Data tied to figure images:
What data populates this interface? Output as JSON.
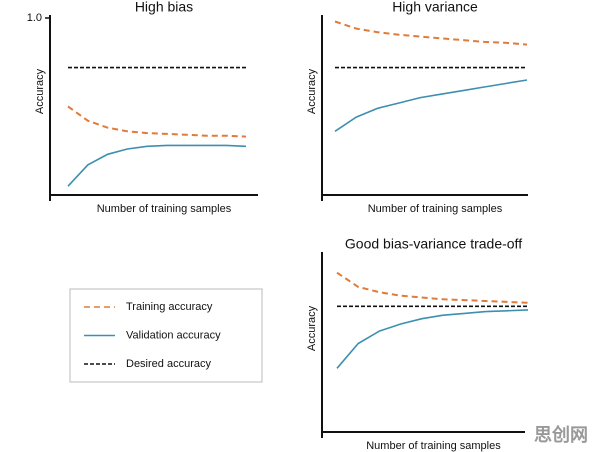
{
  "chart_data": [
    {
      "type": "line",
      "title": "High bias",
      "xlabel": "Number of training samples",
      "ylabel": "Accuracy",
      "categories": [
        null,
        null,
        null,
        null,
        null,
        null,
        null,
        null,
        null,
        null
      ],
      "ylim": [
        0,
        1
      ],
      "yticks": [
        {
          "value": 1,
          "label": "1.0"
        }
      ],
      "series": [
        {
          "name": "Training accuracy",
          "color": "#e07b39",
          "dash": true,
          "values": [
            0.5,
            0.42,
            0.38,
            0.36,
            0.35,
            0.345,
            0.34,
            0.335,
            0.335,
            0.33
          ]
        },
        {
          "name": "Validation accuracy",
          "color": "#3d8fb0",
          "dash": false,
          "values": [
            0.05,
            0.17,
            0.23,
            0.26,
            0.275,
            0.28,
            0.28,
            0.28,
            0.28,
            0.275
          ]
        },
        {
          "name": "Desired accuracy",
          "color": "#111111",
          "dash": true,
          "values": [
            0.72,
            0.72,
            0.72,
            0.72,
            0.72,
            0.72,
            0.72,
            0.72,
            0.72,
            0.72
          ]
        }
      ]
    },
    {
      "type": "line",
      "title": "High variance",
      "xlabel": "Number of training samples",
      "ylabel": "Accuracy",
      "categories": [
        null,
        null,
        null,
        null,
        null,
        null,
        null,
        null,
        null,
        null
      ],
      "ylim": [
        0,
        1
      ],
      "series": [
        {
          "name": "Training accuracy",
          "color": "#e07b39",
          "dash": true,
          "values": [
            0.98,
            0.94,
            0.92,
            0.905,
            0.895,
            0.885,
            0.875,
            0.865,
            0.86,
            0.85
          ]
        },
        {
          "name": "Validation accuracy",
          "color": "#3d8fb0",
          "dash": false,
          "values": [
            0.36,
            0.44,
            0.49,
            0.52,
            0.55,
            0.57,
            0.59,
            0.61,
            0.63,
            0.65
          ]
        },
        {
          "name": "Desired accuracy",
          "color": "#111111",
          "dash": true,
          "values": [
            0.72,
            0.72,
            0.72,
            0.72,
            0.72,
            0.72,
            0.72,
            0.72,
            0.72,
            0.72
          ]
        }
      ]
    },
    {
      "type": "line",
      "title": "Good bias-variance trade-off",
      "xlabel": "Number of training samples",
      "ylabel": "Accuracy",
      "categories": [
        null,
        null,
        null,
        null,
        null,
        null,
        null,
        null,
        null,
        null
      ],
      "ylim": [
        0,
        1
      ],
      "series": [
        {
          "name": "Training accuracy",
          "color": "#e07b39",
          "dash": true,
          "values": [
            0.9,
            0.82,
            0.79,
            0.77,
            0.76,
            0.75,
            0.745,
            0.74,
            0.735,
            0.73
          ]
        },
        {
          "name": "Validation accuracy",
          "color": "#3d8fb0",
          "dash": false,
          "values": [
            0.36,
            0.5,
            0.57,
            0.61,
            0.64,
            0.66,
            0.67,
            0.68,
            0.685,
            0.69
          ]
        },
        {
          "name": "Desired accuracy",
          "color": "#111111",
          "dash": true,
          "values": [
            0.71,
            0.71,
            0.71,
            0.71,
            0.71,
            0.71,
            0.71,
            0.71,
            0.71,
            0.71
          ]
        }
      ]
    }
  ],
  "watermark": "思创网"
}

TASK DIRECTIONS: Copy every entry word for word, but omit the pictures.

RESULT OF THE EXERCISE:
What data populates this interface? Output as JSON.
{
  "chart_data": [
    {
      "type": "line",
      "title": "High bias",
      "xlabel": "Number of training samples",
      "ylabel": "Accuracy",
      "categories": [
        null,
        null,
        null,
        null,
        null,
        null,
        null,
        null,
        null,
        null
      ],
      "ylim": [
        0,
        1
      ],
      "yticks": [
        {
          "value": 1,
          "label": "1.0"
        }
      ],
      "series": [
        {
          "name": "Training accuracy",
          "color": "#e07b39",
          "dash": true,
          "values": [
            0.5,
            0.42,
            0.38,
            0.36,
            0.35,
            0.345,
            0.34,
            0.335,
            0.335,
            0.33
          ]
        },
        {
          "name": "Validation accuracy",
          "color": "#3d8fb0",
          "dash": false,
          "values": [
            0.05,
            0.17,
            0.23,
            0.26,
            0.275,
            0.28,
            0.28,
            0.28,
            0.28,
            0.275
          ]
        },
        {
          "name": "Desired accuracy",
          "color": "#111111",
          "dash": true,
          "values": [
            0.72,
            0.72,
            0.72,
            0.72,
            0.72,
            0.72,
            0.72,
            0.72,
            0.72,
            0.72
          ]
        }
      ]
    },
    {
      "type": "line",
      "title": "High variance",
      "xlabel": "Number of training samples",
      "ylabel": "Accuracy",
      "categories": [
        null,
        null,
        null,
        null,
        null,
        null,
        null,
        null,
        null,
        null
      ],
      "ylim": [
        0,
        1
      ],
      "series": [
        {
          "name": "Training accuracy",
          "color": "#e07b39",
          "dash": true,
          "values": [
            0.98,
            0.94,
            0.92,
            0.905,
            0.895,
            0.885,
            0.875,
            0.865,
            0.86,
            0.85
          ]
        },
        {
          "name": "Validation accuracy",
          "color": "#3d8fb0",
          "dash": false,
          "values": [
            0.36,
            0.44,
            0.49,
            0.52,
            0.55,
            0.57,
            0.59,
            0.61,
            0.63,
            0.65
          ]
        },
        {
          "name": "Desired accuracy",
          "color": "#111111",
          "dash": true,
          "values": [
            0.72,
            0.72,
            0.72,
            0.72,
            0.72,
            0.72,
            0.72,
            0.72,
            0.72,
            0.72
          ]
        }
      ]
    },
    {
      "type": "line",
      "title": "Good bias-variance trade-off",
      "xlabel": "Number of training samples",
      "ylabel": "Accuracy",
      "categories": [
        null,
        null,
        null,
        null,
        null,
        null,
        null,
        null,
        null,
        null
      ],
      "ylim": [
        0,
        1
      ],
      "series": [
        {
          "name": "Training accuracy",
          "color": "#e07b39",
          "dash": true,
          "values": [
            0.9,
            0.82,
            0.79,
            0.77,
            0.76,
            0.75,
            0.745,
            0.74,
            0.735,
            0.73
          ]
        },
        {
          "name": "Validation accuracy",
          "color": "#3d8fb0",
          "dash": false,
          "values": [
            0.36,
            0.5,
            0.57,
            0.61,
            0.64,
            0.66,
            0.67,
            0.68,
            0.685,
            0.69
          ]
        },
        {
          "name": "Desired accuracy",
          "color": "#111111",
          "dash": true,
          "values": [
            0.71,
            0.71,
            0.71,
            0.71,
            0.71,
            0.71,
            0.71,
            0.71,
            0.71,
            0.71
          ]
        }
      ]
    }
  ],
  "watermark": "思创网"
}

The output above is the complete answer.